____ DATA FOR PROCESSING

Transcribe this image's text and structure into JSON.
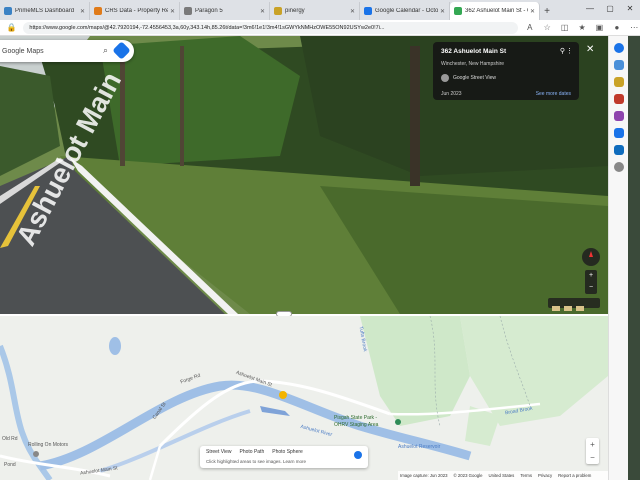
{
  "tabs": [
    {
      "label": "PrimeMLS Dashboard",
      "color": "#3b82c4"
    },
    {
      "label": "CRS Data - Property Repo",
      "color": "#e07b1a"
    },
    {
      "label": "Paragon 5",
      "color": "#7a7a7a"
    },
    {
      "label": "pinergy",
      "color": "#c9a227"
    },
    {
      "label": "Google Calendar - Octob",
      "color": "#1a73e8"
    },
    {
      "label": "362 Ashuelot Main St - G",
      "color": "#34a853",
      "active": true
    }
  ],
  "address_bar": {
    "url": "https://www.google.com/maps/@42.7920194,-72.4556453,3a,60y,343.14h,85.26t/data=!3m6!1e1!3m4!1sGWYkNMHzOWE55ON92USYw2e0!7i..."
  },
  "maps_search": {
    "label": "Google Maps"
  },
  "streetview_card": {
    "address": "362 Ashuelot Main St",
    "town": "Winchester, New Hampshire",
    "provider": "Google Street View",
    "date": "Jun 2023",
    "more_dates": "See more dates"
  },
  "street_sign": "Ashuelot Main",
  "map_labels": {
    "pisgah_park": "Pisgah State Park -",
    "ohrv": "OHRV Staging Area",
    "rolling": "Rolling On Motors",
    "ashuelot_river": "Ashuelot River",
    "ashuelot_reservoir": "Ashuelot Reservoir",
    "broad_brook": "Broad Brook",
    "tufts_brook": "Tufts Brook",
    "canal_st": "Canal St",
    "forge_rd": "Forge Rd",
    "old_rd": "Old Rd",
    "ashuelot_main_st": "Ashuelot Main St",
    "pond": "Pond"
  },
  "map_legend": {
    "street_view": "Street View",
    "photo_path": "Photo Path",
    "photo_sphere": "Photo Sphere",
    "hint": "Click highlighted areas to see images. Learn more"
  },
  "attribution": [
    "Image capture: Jun 2023",
    "© 2023 Google",
    "United States",
    "Terms",
    "Privacy",
    "Report a problem"
  ]
}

________

TASK PROMPT –
Copy every line above in which the string "color" shows up.

ANSWER FOR THE TASK –
      "color": "#3b82c4"
      "color": "#e07b1a"
      "color": "#7a7a7a"
      "color": "#c9a227"
      "color": "#1a73e8"
      "color": "#34a853",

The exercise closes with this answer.